> [Instructions for the task]: Every record below should be printed exactly as it appears.

> [Collected data entries]:
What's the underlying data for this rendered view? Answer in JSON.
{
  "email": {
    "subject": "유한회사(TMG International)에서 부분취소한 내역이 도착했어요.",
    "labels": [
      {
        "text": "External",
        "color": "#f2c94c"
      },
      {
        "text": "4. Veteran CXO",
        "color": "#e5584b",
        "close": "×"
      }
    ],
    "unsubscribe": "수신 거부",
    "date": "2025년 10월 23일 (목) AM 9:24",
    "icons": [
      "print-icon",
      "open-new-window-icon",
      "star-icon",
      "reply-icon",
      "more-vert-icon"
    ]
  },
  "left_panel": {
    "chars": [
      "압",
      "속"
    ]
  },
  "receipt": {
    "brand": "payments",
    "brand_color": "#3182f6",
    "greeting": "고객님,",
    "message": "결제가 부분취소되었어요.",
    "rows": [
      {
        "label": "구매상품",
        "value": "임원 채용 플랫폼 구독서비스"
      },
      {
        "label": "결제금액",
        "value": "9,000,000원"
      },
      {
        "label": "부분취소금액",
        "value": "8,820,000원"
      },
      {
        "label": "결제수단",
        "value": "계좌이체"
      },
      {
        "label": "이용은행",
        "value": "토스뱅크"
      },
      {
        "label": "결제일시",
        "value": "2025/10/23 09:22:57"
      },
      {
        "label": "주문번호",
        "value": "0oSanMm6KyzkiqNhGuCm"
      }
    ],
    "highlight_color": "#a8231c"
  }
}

> [Written solution]:
What's the underlying data for this rendered view? Answer in JSON.
{
  "email": {
    "subject": "유한회사(TMG International)에서 부분취소한 내역이 도착했어요.",
    "labels": [
      {
        "text": "External",
        "color": "#f2c94c"
      },
      {
        "text": "4. Veteran CXO",
        "color": "#e5584b",
        "close": "×"
      }
    ],
    "unsubscribe": "수신 거부",
    "date": "2025년 10월 23일 (목) AM 9:24",
    "icons": [
      "print-icon",
      "open-new-window-icon",
      "star-icon",
      "reply-icon",
      "more-vert-icon"
    ]
  },
  "left_panel": {
    "chars": [
      "압",
      "속"
    ]
  },
  "receipt": {
    "brand": "payments",
    "brand_color": "#3182f6",
    "greeting": "고객님,",
    "message": "결제가 부분취소되었어요.",
    "rows": [
      {
        "label": "구매상품",
        "value": "임원 채용 플랫폼 구독서비스"
      },
      {
        "label": "결제금액",
        "value": "9,000,000원"
      },
      {
        "label": "부분취소금액",
        "value": "8,820,000원"
      },
      {
        "label": "결제수단",
        "value": "계좌이체"
      },
      {
        "label": "이용은행",
        "value": "토스뱅크"
      },
      {
        "label": "결제일시",
        "value": "2025/10/23 09:22:57"
      },
      {
        "label": "주문번호",
        "value": "0oSanMm6KyzkiqNhGuCm"
      }
    ],
    "highlight_color": "#a8231c"
  }
}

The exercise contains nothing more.